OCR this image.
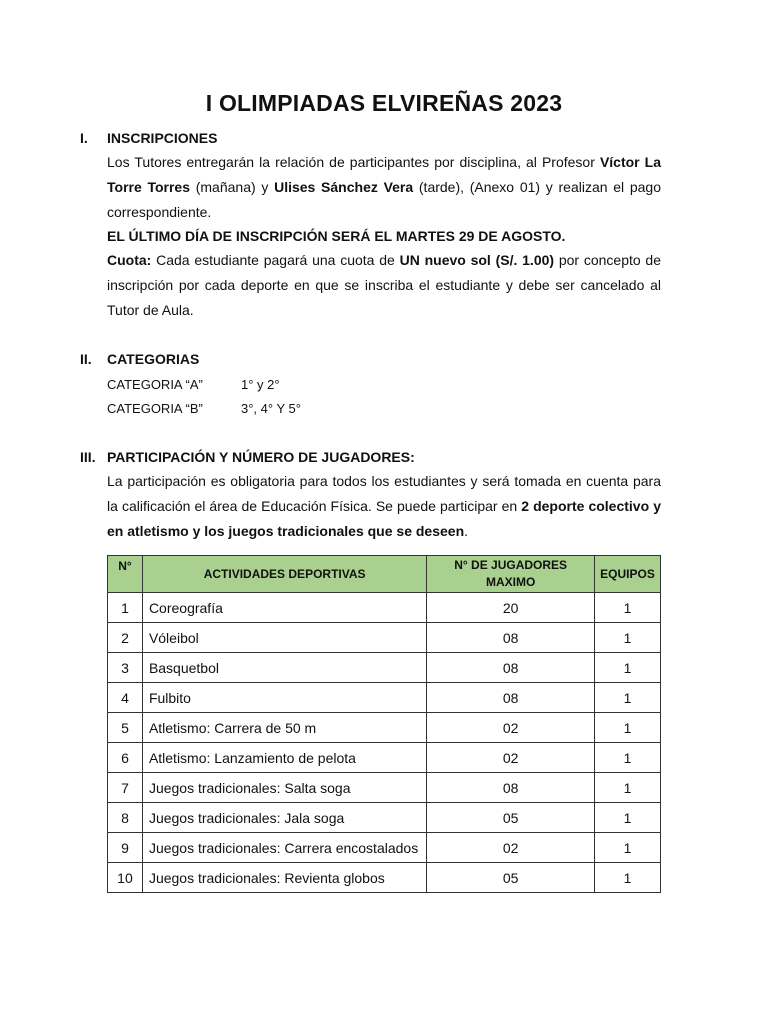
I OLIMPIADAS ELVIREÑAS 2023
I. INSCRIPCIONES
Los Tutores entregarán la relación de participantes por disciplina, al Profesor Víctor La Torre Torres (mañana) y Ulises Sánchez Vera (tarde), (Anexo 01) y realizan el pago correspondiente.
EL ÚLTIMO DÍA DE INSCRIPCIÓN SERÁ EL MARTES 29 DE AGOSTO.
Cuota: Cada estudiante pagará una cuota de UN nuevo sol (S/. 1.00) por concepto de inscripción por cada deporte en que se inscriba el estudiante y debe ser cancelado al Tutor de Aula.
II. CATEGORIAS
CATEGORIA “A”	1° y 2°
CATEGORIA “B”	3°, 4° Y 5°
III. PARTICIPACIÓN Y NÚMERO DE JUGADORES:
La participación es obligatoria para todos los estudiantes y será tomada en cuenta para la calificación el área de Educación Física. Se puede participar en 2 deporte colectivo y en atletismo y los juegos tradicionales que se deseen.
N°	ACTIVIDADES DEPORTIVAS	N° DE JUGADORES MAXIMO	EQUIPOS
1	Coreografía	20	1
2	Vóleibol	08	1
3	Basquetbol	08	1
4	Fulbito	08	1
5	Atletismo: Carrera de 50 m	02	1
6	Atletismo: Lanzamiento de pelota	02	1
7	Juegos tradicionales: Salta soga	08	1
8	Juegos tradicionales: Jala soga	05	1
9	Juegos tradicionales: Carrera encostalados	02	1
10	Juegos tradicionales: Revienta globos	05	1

* * * * *

TASK DETAILS
Report all lines of the data that include the word "deporte".

EXPECTED OUTPUT
Cuota: Cada estudiante pagará una cuota de UN nuevo sol (S/. 1.00) por concepto de inscripción por cada deporte en que se inscriba el estudiante y debe ser cancelado al Tutor de Aula.
La participación es obligatoria para todos los estudiantes y será tomada en cuenta para la calificación el área de Educación Física. Se puede participar en 2 deporte colectivo y en atletismo y los juegos tradicionales que se deseen.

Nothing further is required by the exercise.